━━━━━ Records for this task ━━━━━

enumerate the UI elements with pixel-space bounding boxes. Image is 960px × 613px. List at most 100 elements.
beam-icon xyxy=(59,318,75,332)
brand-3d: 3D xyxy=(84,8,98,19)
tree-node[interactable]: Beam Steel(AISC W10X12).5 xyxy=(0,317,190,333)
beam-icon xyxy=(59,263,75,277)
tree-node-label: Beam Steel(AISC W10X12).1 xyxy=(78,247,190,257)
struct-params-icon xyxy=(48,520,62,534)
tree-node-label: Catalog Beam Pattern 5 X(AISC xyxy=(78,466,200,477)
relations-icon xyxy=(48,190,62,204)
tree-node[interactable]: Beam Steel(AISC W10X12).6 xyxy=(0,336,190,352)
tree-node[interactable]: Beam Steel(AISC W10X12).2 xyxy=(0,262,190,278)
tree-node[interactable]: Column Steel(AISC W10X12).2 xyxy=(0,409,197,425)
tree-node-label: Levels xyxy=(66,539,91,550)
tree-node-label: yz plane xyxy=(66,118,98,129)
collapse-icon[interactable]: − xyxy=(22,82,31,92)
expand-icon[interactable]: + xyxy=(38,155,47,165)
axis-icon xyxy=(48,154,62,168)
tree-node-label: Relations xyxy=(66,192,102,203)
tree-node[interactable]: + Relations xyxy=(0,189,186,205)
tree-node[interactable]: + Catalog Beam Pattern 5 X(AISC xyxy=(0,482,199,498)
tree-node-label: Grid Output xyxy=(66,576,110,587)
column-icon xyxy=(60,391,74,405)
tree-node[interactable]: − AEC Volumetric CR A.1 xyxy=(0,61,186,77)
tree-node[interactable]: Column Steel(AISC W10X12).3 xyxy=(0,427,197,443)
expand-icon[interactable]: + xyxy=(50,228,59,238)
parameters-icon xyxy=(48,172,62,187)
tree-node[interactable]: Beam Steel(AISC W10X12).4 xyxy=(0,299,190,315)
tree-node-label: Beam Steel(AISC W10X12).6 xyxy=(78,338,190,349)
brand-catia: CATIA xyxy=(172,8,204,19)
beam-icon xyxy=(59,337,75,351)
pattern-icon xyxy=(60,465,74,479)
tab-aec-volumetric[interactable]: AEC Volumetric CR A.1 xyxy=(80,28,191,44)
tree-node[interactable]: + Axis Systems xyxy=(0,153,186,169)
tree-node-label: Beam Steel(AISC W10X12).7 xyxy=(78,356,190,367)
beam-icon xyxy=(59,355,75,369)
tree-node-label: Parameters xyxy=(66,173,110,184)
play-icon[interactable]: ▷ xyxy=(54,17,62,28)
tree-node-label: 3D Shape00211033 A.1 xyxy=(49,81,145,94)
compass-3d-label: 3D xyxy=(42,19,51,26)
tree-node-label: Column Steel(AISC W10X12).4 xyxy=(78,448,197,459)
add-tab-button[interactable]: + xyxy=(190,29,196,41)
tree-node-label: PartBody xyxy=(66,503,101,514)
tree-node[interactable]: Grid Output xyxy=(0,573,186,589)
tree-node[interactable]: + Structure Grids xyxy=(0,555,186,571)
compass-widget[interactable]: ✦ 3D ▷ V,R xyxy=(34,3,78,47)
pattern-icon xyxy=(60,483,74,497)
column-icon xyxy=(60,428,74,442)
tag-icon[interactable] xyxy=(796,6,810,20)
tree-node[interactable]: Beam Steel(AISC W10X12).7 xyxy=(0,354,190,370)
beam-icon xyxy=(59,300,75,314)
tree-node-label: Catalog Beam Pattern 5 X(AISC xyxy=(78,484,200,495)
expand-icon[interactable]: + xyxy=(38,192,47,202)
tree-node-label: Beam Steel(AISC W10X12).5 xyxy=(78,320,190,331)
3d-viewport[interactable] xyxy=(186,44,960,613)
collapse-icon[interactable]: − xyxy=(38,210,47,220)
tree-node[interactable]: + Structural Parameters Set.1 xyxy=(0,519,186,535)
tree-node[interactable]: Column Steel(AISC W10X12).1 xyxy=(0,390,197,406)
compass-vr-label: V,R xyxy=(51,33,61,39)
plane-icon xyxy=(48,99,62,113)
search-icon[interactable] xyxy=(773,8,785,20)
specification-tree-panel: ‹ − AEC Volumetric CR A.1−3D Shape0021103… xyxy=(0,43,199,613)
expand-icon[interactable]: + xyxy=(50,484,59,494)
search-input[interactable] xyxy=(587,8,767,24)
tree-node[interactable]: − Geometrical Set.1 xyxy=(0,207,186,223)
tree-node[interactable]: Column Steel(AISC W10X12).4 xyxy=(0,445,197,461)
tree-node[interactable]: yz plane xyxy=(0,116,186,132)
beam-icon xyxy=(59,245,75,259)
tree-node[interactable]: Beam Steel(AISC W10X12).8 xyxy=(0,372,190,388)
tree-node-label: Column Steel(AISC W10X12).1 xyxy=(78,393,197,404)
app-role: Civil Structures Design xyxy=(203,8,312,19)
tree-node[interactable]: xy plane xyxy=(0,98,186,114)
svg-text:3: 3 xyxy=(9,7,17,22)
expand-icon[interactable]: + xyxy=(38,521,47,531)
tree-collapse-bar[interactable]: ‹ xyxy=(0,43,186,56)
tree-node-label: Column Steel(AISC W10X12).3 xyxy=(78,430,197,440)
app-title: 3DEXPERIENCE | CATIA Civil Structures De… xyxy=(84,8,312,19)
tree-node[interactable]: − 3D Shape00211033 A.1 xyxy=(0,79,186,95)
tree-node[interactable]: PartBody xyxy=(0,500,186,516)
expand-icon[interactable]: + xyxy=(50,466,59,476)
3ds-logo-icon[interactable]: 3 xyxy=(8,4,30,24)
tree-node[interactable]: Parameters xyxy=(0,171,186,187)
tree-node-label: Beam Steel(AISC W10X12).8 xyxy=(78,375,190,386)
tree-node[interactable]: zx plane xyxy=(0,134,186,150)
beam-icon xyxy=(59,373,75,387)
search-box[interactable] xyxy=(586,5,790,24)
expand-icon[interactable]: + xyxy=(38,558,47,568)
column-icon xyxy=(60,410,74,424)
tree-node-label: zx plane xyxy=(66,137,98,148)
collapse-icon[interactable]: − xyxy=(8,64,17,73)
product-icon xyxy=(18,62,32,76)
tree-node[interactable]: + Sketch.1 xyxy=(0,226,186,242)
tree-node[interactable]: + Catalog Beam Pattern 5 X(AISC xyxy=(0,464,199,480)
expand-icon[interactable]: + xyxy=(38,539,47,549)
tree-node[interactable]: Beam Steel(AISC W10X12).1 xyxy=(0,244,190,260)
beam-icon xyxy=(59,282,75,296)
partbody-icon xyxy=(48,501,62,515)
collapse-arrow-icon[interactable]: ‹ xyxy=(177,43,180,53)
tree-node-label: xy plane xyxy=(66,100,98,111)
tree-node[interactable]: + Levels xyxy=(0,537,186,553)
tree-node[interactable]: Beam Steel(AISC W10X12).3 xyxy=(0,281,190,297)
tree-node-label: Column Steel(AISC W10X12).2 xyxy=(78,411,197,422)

━━━━━

- _Written problem_
Copy these lines word for word.

- _Task result_
enumerate the UI elements with pixel-space bounding boxes. Image is 960px × 613px. List at most 100 elements.
beam-icon xyxy=(59,318,75,332)
brand-3d: 3D xyxy=(84,8,98,19)
tree-node[interactable]: Beam Steel(AISC W10X12).5 xyxy=(0,317,190,333)
beam-icon xyxy=(59,263,75,277)
tree-node-label: Beam Steel(AISC W10X12).1 xyxy=(78,247,190,257)
struct-params-icon xyxy=(48,520,62,534)
tree-node-label: Catalog Beam Pattern 5 X(AISC xyxy=(78,466,200,477)
relations-icon xyxy=(48,190,62,204)
tree-node[interactable]: Beam Steel(AISC W10X12).6 xyxy=(0,336,190,352)
tree-node[interactable]: Beam Steel(AISC W10X12).2 xyxy=(0,262,190,278)
tree-node[interactable]: Column Steel(AISC W10X12).2 xyxy=(0,409,197,425)
tree-node-label: Levels xyxy=(66,539,91,550)
tree-node-label: yz plane xyxy=(66,118,98,129)
collapse-icon[interactable]: − xyxy=(22,82,31,92)
expand-icon[interactable]: + xyxy=(38,155,47,165)
axis-icon xyxy=(48,154,62,168)
tree-node-label: Relations xyxy=(66,192,102,203)
tree-node[interactable]: + Relations xyxy=(0,189,186,205)
tree-node[interactable]: + Catalog Beam Pattern 5 X(AISC xyxy=(0,482,199,498)
tree-node-label: Grid Output xyxy=(66,576,110,587)
column-icon xyxy=(60,391,74,405)
tree-node[interactable]: − AEC Volumetric CR A.1 xyxy=(0,61,186,77)
tree-node[interactable]: Column Steel(AISC W10X12).3 xyxy=(0,427,197,443)
expand-icon[interactable]: + xyxy=(50,228,59,238)
parameters-icon xyxy=(48,172,62,187)
tree-node[interactable]: Beam Steel(AISC W10X12).4 xyxy=(0,299,190,315)
tree-node-label: Beam Steel(AISC W10X12).6 xyxy=(78,338,190,349)
brand-catia: CATIA xyxy=(172,8,204,19)
beam-icon xyxy=(59,337,75,351)
pattern-icon xyxy=(60,465,74,479)
tab-aec-volumetric[interactable]: AEC Volumetric CR A.1 xyxy=(80,28,191,44)
tree-node[interactable]: + Axis Systems xyxy=(0,153,186,169)
tree-node-label: Beam Steel(AISC W10X12).7 xyxy=(78,356,190,367)
beam-icon xyxy=(59,355,75,369)
tree-node-label: Parameters xyxy=(66,173,110,184)
play-icon[interactable]: ▷ xyxy=(54,17,62,28)
tree-node-label: 3D Shape00211033 A.1 xyxy=(49,81,145,94)
compass-3d-label: 3D xyxy=(42,19,51,26)
tree-node-label: Column Steel(AISC W10X12).4 xyxy=(78,448,197,459)
add-tab-button[interactable]: + xyxy=(190,29,196,41)
tree-node-label: PartBody xyxy=(66,503,101,514)
tree-node[interactable]: Grid Output xyxy=(0,573,186,589)
tree-node[interactable]: + Structure Grids xyxy=(0,555,186,571)
compass-widget[interactable]: ✦ 3D ▷ V,R xyxy=(34,3,78,47)
pattern-icon xyxy=(60,483,74,497)
column-icon xyxy=(60,428,74,442)
tag-icon[interactable] xyxy=(796,6,810,20)
tree-node[interactable]: Beam Steel(AISC W10X12).7 xyxy=(0,354,190,370)
beam-icon xyxy=(59,300,75,314)
tree-node-label: Catalog Beam Pattern 5 X(AISC xyxy=(78,484,200,495)
expand-icon[interactable]: + xyxy=(38,192,47,202)
tree-node-label: Beam Steel(AISC W10X12).5 xyxy=(78,320,190,331)
3d-viewport[interactable] xyxy=(186,44,960,613)
collapse-icon[interactable]: − xyxy=(38,210,47,220)
tree-node[interactable]: + Structural Parameters Set.1 xyxy=(0,519,186,535)
tree-node[interactable]: Column Steel(AISC W10X12).1 xyxy=(0,390,197,406)
compass-vr-label: V,R xyxy=(51,33,61,39)
plane-icon xyxy=(48,99,62,113)
search-icon[interactable] xyxy=(773,8,785,20)
specification-tree-panel: ‹ − AEC Volumetric CR A.1−3D Shape0021103… xyxy=(0,43,199,613)
expand-icon[interactable]: + xyxy=(50,484,59,494)
search-input[interactable] xyxy=(587,8,767,24)
tree-node[interactable]: − Geometrical Set.1 xyxy=(0,207,186,223)
tree-node[interactable]: Column Steel(AISC W10X12).4 xyxy=(0,445,197,461)
tree-node[interactable]: yz plane xyxy=(0,116,186,132)
beam-icon xyxy=(59,245,75,259)
tree-node[interactable]: Beam Steel(AISC W10X12).8 xyxy=(0,372,190,388)
tree-node-label: Column Steel(AISC W10X12).1 xyxy=(78,393,197,404)
app-role: Civil Structures Design xyxy=(203,8,312,19)
tree-node[interactable]: xy plane xyxy=(0,98,186,114)
svg-text:3: 3 xyxy=(9,7,17,22)
expand-icon[interactable]: + xyxy=(38,521,47,531)
tree-collapse-bar[interactable]: ‹ xyxy=(0,43,186,56)
tree-node-label: Column Steel(AISC W10X12).3 xyxy=(78,430,197,440)
app-title: 3DEXPERIENCE | CATIA Civil Structures De… xyxy=(84,8,312,19)
tree-node[interactable]: − 3D Shape00211033 A.1 xyxy=(0,79,186,95)
tree-node[interactable]: PartBody xyxy=(0,500,186,516)
expand-icon[interactable]: + xyxy=(50,466,59,476)
3ds-logo-icon[interactable]: 3 xyxy=(8,4,30,24)
tree-node[interactable]: Parameters xyxy=(0,171,186,187)
tree-node-label: Beam Steel(AISC W10X12).8 xyxy=(78,375,190,386)
tree-node[interactable]: zx plane xyxy=(0,134,186,150)
beam-icon xyxy=(59,373,75,387)
search-box[interactable] xyxy=(586,5,790,24)
expand-icon[interactable]: + xyxy=(38,558,47,568)
column-icon xyxy=(60,410,74,424)
tree-node-label: zx plane xyxy=(66,137,98,148)
collapse-icon[interactable]: − xyxy=(8,64,17,73)
product-icon xyxy=(18,62,32,76)
tree-node[interactable]: + Sketch.1 xyxy=(0,226,186,242)
tree-node[interactable]: + Catalog Beam Pattern 5 X(AISC xyxy=(0,464,199,480)
expand-icon[interactable]: + xyxy=(38,539,47,549)
tree-node[interactable]: Beam Steel(AISC W10X12).1 xyxy=(0,244,190,260)
beam-icon xyxy=(59,282,75,296)
partbody-icon xyxy=(48,501,62,515)
collapse-arrow-icon[interactable]: ‹ xyxy=(177,43,180,53)
tree-node-label: xy plane xyxy=(66,100,98,111)
tree-node[interactable]: + Levels xyxy=(0,537,186,553)
tree-node[interactable]: Beam Steel(AISC W10X12).3 xyxy=(0,281,190,297)
tree-node-label: Column Steel(AISC W10X12).2 xyxy=(78,411,197,422)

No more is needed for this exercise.